#### Required task:
Repeat every record below exactly as it appears.
——
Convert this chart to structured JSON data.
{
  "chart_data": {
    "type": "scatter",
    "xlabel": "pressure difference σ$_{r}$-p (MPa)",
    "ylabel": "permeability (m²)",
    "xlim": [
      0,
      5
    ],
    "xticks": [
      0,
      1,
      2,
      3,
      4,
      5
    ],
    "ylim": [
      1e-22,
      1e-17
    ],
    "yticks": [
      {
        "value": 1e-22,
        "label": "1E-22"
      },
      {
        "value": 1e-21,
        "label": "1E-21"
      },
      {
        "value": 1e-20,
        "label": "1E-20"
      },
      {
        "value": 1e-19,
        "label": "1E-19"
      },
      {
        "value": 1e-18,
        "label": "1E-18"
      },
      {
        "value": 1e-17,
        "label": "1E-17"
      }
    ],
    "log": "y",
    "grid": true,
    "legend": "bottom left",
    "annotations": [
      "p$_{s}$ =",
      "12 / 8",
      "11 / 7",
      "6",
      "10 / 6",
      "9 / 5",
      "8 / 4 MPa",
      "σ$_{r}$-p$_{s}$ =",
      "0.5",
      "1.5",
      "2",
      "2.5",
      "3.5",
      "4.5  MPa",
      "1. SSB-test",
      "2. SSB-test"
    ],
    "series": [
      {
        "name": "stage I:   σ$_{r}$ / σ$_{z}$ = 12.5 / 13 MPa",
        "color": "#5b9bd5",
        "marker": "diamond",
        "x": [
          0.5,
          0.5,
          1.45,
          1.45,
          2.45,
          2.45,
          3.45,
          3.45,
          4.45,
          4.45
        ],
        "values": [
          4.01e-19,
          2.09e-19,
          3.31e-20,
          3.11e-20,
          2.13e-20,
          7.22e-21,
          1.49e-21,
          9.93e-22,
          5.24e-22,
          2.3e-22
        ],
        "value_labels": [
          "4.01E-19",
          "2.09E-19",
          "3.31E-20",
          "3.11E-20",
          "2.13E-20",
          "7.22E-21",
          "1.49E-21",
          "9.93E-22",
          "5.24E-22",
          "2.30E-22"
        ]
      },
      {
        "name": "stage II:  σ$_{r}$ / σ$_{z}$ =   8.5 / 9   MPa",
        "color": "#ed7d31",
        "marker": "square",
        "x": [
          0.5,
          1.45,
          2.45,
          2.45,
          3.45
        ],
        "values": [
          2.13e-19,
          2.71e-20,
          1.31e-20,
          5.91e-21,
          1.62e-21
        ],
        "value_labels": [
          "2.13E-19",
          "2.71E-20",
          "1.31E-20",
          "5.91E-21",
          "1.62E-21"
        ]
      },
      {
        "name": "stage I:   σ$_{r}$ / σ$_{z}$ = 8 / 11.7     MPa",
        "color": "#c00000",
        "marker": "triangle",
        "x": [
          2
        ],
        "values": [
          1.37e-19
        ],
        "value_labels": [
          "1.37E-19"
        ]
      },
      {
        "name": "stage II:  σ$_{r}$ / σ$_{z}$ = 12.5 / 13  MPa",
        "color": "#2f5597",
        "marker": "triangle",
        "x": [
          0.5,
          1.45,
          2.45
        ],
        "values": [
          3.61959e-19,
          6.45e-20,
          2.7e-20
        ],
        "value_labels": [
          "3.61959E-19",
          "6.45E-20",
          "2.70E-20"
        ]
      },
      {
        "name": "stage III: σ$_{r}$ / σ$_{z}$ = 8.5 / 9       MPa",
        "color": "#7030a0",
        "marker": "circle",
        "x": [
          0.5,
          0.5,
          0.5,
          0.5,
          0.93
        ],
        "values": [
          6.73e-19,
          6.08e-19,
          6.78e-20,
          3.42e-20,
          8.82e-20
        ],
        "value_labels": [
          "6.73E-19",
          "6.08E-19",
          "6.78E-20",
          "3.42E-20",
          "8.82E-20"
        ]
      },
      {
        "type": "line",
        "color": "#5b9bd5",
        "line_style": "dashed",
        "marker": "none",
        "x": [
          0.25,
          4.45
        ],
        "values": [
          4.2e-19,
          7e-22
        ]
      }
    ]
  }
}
——
#### Solution to this problem:
Convert this chart to structured JSON data.
{
  "chart_data": {
    "type": "scatter",
    "xlabel": "pressure difference σ$_{r}$-p (MPa)",
    "ylabel": "permeability (m²)",
    "xlim": [
      0,
      5
    ],
    "xticks": [
      0,
      1,
      2,
      3,
      4,
      5
    ],
    "ylim": [
      1e-22,
      1e-17
    ],
    "yticks": [
      {
        "value": 1e-22,
        "label": "1E-22"
      },
      {
        "value": 1e-21,
        "label": "1E-21"
      },
      {
        "value": 1e-20,
        "label": "1E-20"
      },
      {
        "value": 1e-19,
        "label": "1E-19"
      },
      {
        "value": 1e-18,
        "label": "1E-18"
      },
      {
        "value": 1e-17,
        "label": "1E-17"
      }
    ],
    "log": "y",
    "grid": true,
    "legend": "bottom left",
    "annotations": [
      "p$_{s}$ =",
      "12 / 8",
      "11 / 7",
      "6",
      "10 / 6",
      "9 / 5",
      "8 / 4 MPa",
      "σ$_{r}$-p$_{s}$ =",
      "0.5",
      "1.5",
      "2",
      "2.5",
      "3.5",
      "4.5  MPa",
      "1. SSB-test",
      "2. SSB-test"
    ],
    "series": [
      {
        "name": "stage I:   σ$_{r}$ / σ$_{z}$ = 12.5 / 13 MPa",
        "color": "#5b9bd5",
        "marker": "diamond",
        "x": [
          0.5,
          0.5,
          1.45,
          1.45,
          2.45,
          2.45,
          3.45,
          3.45,
          4.45,
          4.45
        ],
        "values": [
          4.01e-19,
          2.09e-19,
          3.31e-20,
          3.11e-20,
          2.13e-20,
          7.22e-21,
          1.49e-21,
          9.93e-22,
          5.24e-22,
          2.3e-22
        ],
        "value_labels": [
          "4.01E-19",
          "2.09E-19",
          "3.31E-20",
          "3.11E-20",
          "2.13E-20",
          "7.22E-21",
          "1.49E-21",
          "9.93E-22",
          "5.24E-22",
          "2.30E-22"
        ]
      },
      {
        "name": "stage II:  σ$_{r}$ / σ$_{z}$ =   8.5 / 9   MPa",
        "color": "#ed7d31",
        "marker": "square",
        "x": [
          0.5,
          1.45,
          2.45,
          2.45,
          3.45
        ],
        "values": [
          2.13e-19,
          2.71e-20,
          1.31e-20,
          5.91e-21,
          1.62e-21
        ],
        "value_labels": [
          "2.13E-19",
          "2.71E-20",
          "1.31E-20",
          "5.91E-21",
          "1.62E-21"
        ]
      },
      {
        "name": "stage I:   σ$_{r}$ / σ$_{z}$ = 8 / 11.7     MPa",
        "color": "#c00000",
        "marker": "triangle",
        "x": [
          2
        ],
        "values": [
          1.37e-19
        ],
        "value_labels": [
          "1.37E-19"
        ]
      },
      {
        "name": "stage II:  σ$_{r}$ / σ$_{z}$ = 12.5 / 13  MPa",
        "color": "#2f5597",
        "marker": "triangle",
        "x": [
          0.5,
          1.45,
          2.45
        ],
        "values": [
          3.61959e-19,
          6.45e-20,
          2.7e-20
        ],
        "value_labels": [
          "3.61959E-19",
          "6.45E-20",
          "2.70E-20"
        ]
      },
      {
        "name": "stage III: σ$_{r}$ / σ$_{z}$ = 8.5 / 9       MPa",
        "color": "#7030a0",
        "marker": "circle",
        "x": [
          0.5,
          0.5,
          0.5,
          0.5,
          0.93
        ],
        "values": [
          6.73e-19,
          6.08e-19,
          6.78e-20,
          3.42e-20,
          8.82e-20
        ],
        "value_labels": [
          "6.73E-19",
          "6.08E-19",
          "6.78E-20",
          "3.42E-20",
          "8.82E-20"
        ]
      },
      {
        "type": "line",
        "color": "#5b9bd5",
        "line_style": "dashed",
        "marker": "none",
        "x": [
          0.25,
          4.45
        ],
        "values": [
          4.2e-19,
          7e-22
        ]
      }
    ]
  }
}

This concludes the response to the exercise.